■ Written problem: Write the material out again in full, word for word. Do not include the pictures.

■ Extracted material:

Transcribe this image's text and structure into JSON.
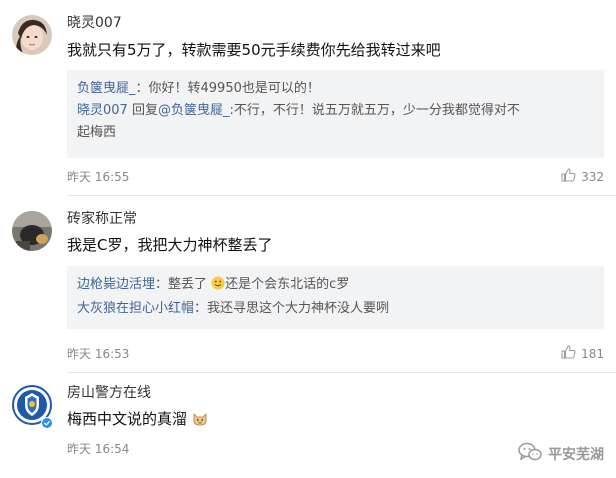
{
  "comments": [
    {
      "username": "晓灵007",
      "content": "我就只有5万了，转款需要50元手续费你先给我转过来吧",
      "replies": [
        {
          "user": "负箧曳屣_",
          "text": "：你好！转49950也是可以的！"
        },
        {
          "user": "晓灵007",
          "mid": " 回复",
          "mention": "@负箧曳屣_",
          "text": ":不行，不行！说五万就五万，少一分我都觉得对不",
          "text2": "起梅西"
        }
      ],
      "time": "昨天 16:55",
      "likes": "332"
    },
    {
      "username": "砖家称正常",
      "content": "我是C罗，我把大力神杯整丢了",
      "replies": [
        {
          "user": "边枪毙边活埋",
          "text": "：整丢了",
          "text_after_emoji": "还是个会东北话的c罗"
        },
        {
          "user": "大灰狼在担心小红帽",
          "text": "：我还寻思这个大力神杯没人要咧"
        }
      ],
      "time": "昨天 16:53",
      "likes": "181"
    },
    {
      "username": "房山警方在线",
      "content": "梅西中文说的真溜",
      "time": "昨天 16:54"
    }
  ],
  "watermark": {
    "text": "平安芜湖"
  },
  "icons": {
    "like": "thumbs-up-icon",
    "emoji_smile": "smile-emoji-icon",
    "emoji_cat": "cat-emoji-icon",
    "verified": "verified-badge-icon",
    "wechat": "wechat-icon"
  },
  "colors": {
    "link_blue": "#406599",
    "reply_bg": "#f2f3f5",
    "time_gray": "#888888"
  }
}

■ Solution for this exercise:
Transcribe this image's text and structure into JSON.
{
  "comments": [
    {
      "username": "晓灵007",
      "content": "我就只有5万了，转款需要50元手续费你先给我转过来吧",
      "replies": [
        {
          "user": "负箧曳屣_",
          "text": "：你好！转49950也是可以的！"
        },
        {
          "user": "晓灵007",
          "mid": " 回复",
          "mention": "@负箧曳屣_",
          "text": ":不行，不行！说五万就五万，少一分我都觉得对不",
          "text2": "起梅西"
        }
      ],
      "time": "昨天 16:55",
      "likes": "332"
    },
    {
      "username": "砖家称正常",
      "content": "我是C罗，我把大力神杯整丢了",
      "replies": [
        {
          "user": "边枪毙边活埋",
          "text": "：整丢了",
          "text_after_emoji": "还是个会东北话的c罗"
        },
        {
          "user": "大灰狼在担心小红帽",
          "text": "：我还寻思这个大力神杯没人要咧"
        }
      ],
      "time": "昨天 16:53",
      "likes": "181"
    },
    {
      "username": "房山警方在线",
      "content": "梅西中文说的真溜",
      "time": "昨天 16:54"
    }
  ],
  "watermark": {
    "text": "平安芜湖"
  },
  "icons": {
    "like": "thumbs-up-icon",
    "emoji_smile": "smile-emoji-icon",
    "emoji_cat": "cat-emoji-icon",
    "verified": "verified-badge-icon",
    "wechat": "wechat-icon"
  },
  "colors": {
    "link_blue": "#406599",
    "reply_bg": "#f2f3f5",
    "time_gray": "#888888"
  }
}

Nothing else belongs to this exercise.